>> START

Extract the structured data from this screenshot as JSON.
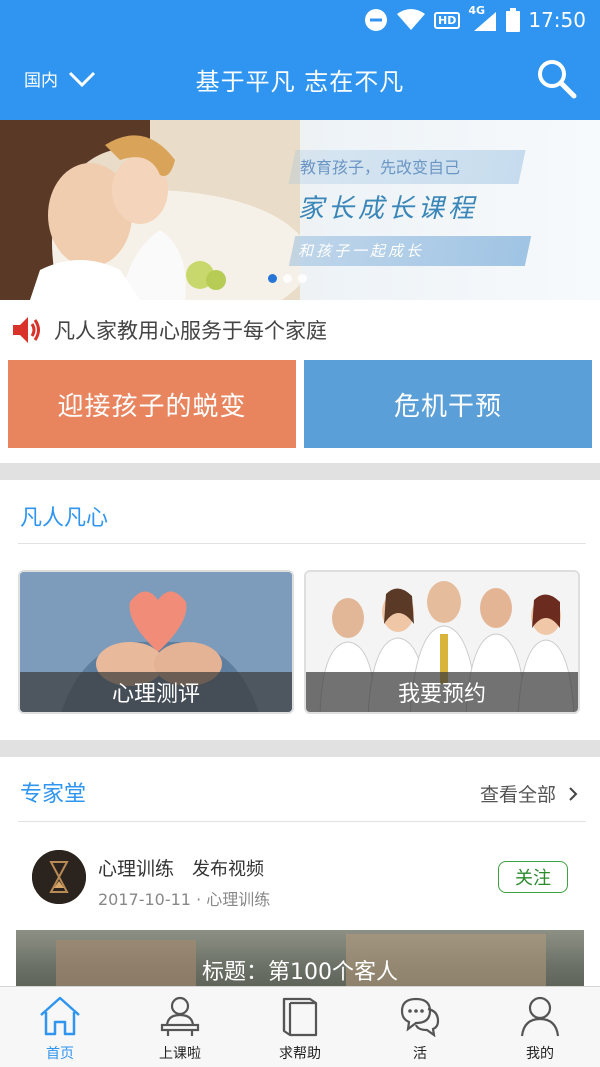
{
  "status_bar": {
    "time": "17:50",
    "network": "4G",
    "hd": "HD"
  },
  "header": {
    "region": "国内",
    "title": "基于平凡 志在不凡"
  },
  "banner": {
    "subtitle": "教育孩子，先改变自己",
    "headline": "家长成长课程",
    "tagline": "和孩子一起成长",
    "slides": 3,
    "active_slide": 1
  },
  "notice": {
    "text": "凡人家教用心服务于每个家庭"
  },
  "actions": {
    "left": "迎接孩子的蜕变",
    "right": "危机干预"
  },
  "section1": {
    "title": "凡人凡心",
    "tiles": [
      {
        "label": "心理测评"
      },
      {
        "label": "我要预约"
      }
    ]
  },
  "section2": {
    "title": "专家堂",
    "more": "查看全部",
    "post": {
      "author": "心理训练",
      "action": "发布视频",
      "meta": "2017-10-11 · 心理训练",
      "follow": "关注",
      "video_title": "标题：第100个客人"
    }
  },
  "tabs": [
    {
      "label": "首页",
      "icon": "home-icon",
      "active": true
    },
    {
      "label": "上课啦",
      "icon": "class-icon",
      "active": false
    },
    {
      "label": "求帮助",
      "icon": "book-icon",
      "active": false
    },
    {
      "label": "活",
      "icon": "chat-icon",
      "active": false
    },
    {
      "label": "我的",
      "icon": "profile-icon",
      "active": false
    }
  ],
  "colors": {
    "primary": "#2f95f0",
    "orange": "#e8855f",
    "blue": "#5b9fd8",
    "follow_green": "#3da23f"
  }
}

>> END

• TASK DETAILS: Transcribe every line in the entries above, taking out only the images.

• SOLUTION:
Extract the structured data from this screenshot as JSON.
{
  "status_bar": {
    "time": "17:50",
    "network": "4G",
    "hd": "HD"
  },
  "header": {
    "region": "国内",
    "title": "基于平凡 志在不凡"
  },
  "banner": {
    "subtitle": "教育孩子，先改变自己",
    "headline": "家长成长课程",
    "tagline": "和孩子一起成长",
    "slides": 3,
    "active_slide": 1
  },
  "notice": {
    "text": "凡人家教用心服务于每个家庭"
  },
  "actions": {
    "left": "迎接孩子的蜕变",
    "right": "危机干预"
  },
  "section1": {
    "title": "凡人凡心",
    "tiles": [
      {
        "label": "心理测评"
      },
      {
        "label": "我要预约"
      }
    ]
  },
  "section2": {
    "title": "专家堂",
    "more": "查看全部",
    "post": {
      "author": "心理训练",
      "action": "发布视频",
      "meta": "2017-10-11 · 心理训练",
      "follow": "关注",
      "video_title": "标题：第100个客人"
    }
  },
  "tabs": [
    {
      "label": "首页",
      "icon": "home-icon",
      "active": true
    },
    {
      "label": "上课啦",
      "icon": "class-icon",
      "active": false
    },
    {
      "label": "求帮助",
      "icon": "book-icon",
      "active": false
    },
    {
      "label": "活",
      "icon": "chat-icon",
      "active": false
    },
    {
      "label": "我的",
      "icon": "profile-icon",
      "active": false
    }
  ],
  "colors": {
    "primary": "#2f95f0",
    "orange": "#e8855f",
    "blue": "#5b9fd8",
    "follow_green": "#3da23f"
  }
}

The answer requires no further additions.